» **DIRECTIVE**:
Type out every line below exactly as it reads.

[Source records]
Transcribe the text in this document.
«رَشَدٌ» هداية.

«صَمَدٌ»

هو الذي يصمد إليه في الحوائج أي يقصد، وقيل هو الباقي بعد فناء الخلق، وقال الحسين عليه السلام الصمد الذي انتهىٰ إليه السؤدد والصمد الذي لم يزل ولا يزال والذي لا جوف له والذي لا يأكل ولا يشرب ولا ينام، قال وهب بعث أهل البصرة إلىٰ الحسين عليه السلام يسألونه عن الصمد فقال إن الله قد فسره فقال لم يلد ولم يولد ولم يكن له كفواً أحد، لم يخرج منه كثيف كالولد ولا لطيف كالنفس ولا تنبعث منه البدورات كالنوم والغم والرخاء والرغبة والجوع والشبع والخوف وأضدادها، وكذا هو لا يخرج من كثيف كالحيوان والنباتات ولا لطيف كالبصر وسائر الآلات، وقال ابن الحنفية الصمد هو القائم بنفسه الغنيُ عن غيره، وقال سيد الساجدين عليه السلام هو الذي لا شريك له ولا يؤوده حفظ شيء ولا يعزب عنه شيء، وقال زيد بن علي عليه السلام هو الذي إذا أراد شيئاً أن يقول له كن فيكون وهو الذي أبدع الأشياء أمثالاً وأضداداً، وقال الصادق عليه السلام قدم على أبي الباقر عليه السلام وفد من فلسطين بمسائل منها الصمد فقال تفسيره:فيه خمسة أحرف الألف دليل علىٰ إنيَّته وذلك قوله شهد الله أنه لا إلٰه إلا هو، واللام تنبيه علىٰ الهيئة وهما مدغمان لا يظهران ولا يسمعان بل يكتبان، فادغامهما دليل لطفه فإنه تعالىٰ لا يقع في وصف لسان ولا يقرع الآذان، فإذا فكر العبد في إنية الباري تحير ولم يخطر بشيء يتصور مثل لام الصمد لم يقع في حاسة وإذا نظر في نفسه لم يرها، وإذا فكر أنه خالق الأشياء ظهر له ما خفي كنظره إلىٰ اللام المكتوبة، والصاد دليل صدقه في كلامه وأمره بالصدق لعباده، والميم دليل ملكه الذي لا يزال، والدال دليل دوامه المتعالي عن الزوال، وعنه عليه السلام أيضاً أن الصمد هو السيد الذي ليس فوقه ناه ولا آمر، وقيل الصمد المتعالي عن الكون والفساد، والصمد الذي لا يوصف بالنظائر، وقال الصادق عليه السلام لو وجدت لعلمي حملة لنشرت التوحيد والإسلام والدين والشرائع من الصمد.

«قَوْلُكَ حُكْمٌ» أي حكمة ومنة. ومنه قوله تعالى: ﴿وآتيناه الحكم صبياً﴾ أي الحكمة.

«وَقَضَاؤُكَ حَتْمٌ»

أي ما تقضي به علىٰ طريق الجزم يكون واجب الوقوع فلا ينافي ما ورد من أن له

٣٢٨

» **COMPLETE ANSWER**:
Transcribe the text in this document.
«رَشَدٌ» هداية.

«صَمَدٌ»

هو الذي يصمد إليه في الحوائج أي يقصد، وقيل هو الباقي بعد فناء الخلق، وقال الحسين عليه السلام الصمد الذي انتهىٰ إليه السؤدد والصمد الذي لم يزل ولا يزال والذي لا جوف له والذي لا يأكل ولا يشرب ولا ينام، قال وهب بعث أهل البصرة إلىٰ الحسين عليه السلام يسألونه عن الصمد فقال إن الله قد فسره فقال لم يلد ولم يولد ولم يكن له كفواً أحد، لم يخرج منه كثيف كالولد ولا لطيف كالنفس ولا تنبعث منه البدورات كالنوم والغم والرخاء والرغبة والجوع والشبع والخوف وأضدادها، وكذا هو لا يخرج من كثيف كالحيوان والنباتات ولا لطيف كالبصر وسائر الآلات، وقال ابن الحنفية الصمد هو القائم بنفسه الغنيُ عن غيره، وقال سيد الساجدين عليه السلام هو الذي لا شريك له ولا يؤوده حفظ شيء ولا يعزب عنه شيء، وقال زيد بن علي عليه السلام هو الذي إذا أراد شيئاً أن يقول له كن فيكون وهو الذي أبدع الأشياء أمثالاً وأضداداً، وقال الصادق عليه السلام قدم على أبي الباقر عليه السلام وفد من فلسطين بمسائل منها الصمد فقال تفسيره:فيه خمسة أحرف الألف دليل علىٰ إنيَّته وذلك قوله شهد الله أنه لا إلٰه إلا هو، واللام تنبيه علىٰ الهيئة وهما مدغمان لا يظهران ولا يسمعان بل يكتبان، فادغامهما دليل لطفه فإنه تعالىٰ لا يقع في وصف لسان ولا يقرع الآذان، فإذا فكر العبد في إنية الباري تحير ولم يخطر بشيء يتصور مثل لام الصمد لم يقع في حاسة وإذا نظر في نفسه لم يرها، وإذا فكر أنه خالق الأشياء ظهر له ما خفي كنظره إلىٰ اللام المكتوبة، والصاد دليل صدقه في كلامه وأمره بالصدق لعباده، والميم دليل ملكه الذي لا يزال، والدال دليل دوامه المتعالي عن الزوال، وعنه عليه السلام أيضاً أن الصمد هو السيد الذي ليس فوقه ناه ولا آمر، وقيل الصمد المتعالي عن الكون والفساد، والصمد الذي لا يوصف بالنظائر، وقال الصادق عليه السلام لو وجدت لعلمي حملة لنشرت التوحيد والإسلام والدين والشرائع من الصمد.

«قَوْلُكَ حُكْمٌ» أي حكمة ومنة. ومنه قوله تعالى: ﴿وآتيناه الحكم صبياً﴾ أي الحكمة.

«وَقَضَاؤُكَ حَتْمٌ»

أي ما تقضي به علىٰ طريق الجزم يكون واجب الوقوع فلا ينافي ما ورد من أن له

٣٢٨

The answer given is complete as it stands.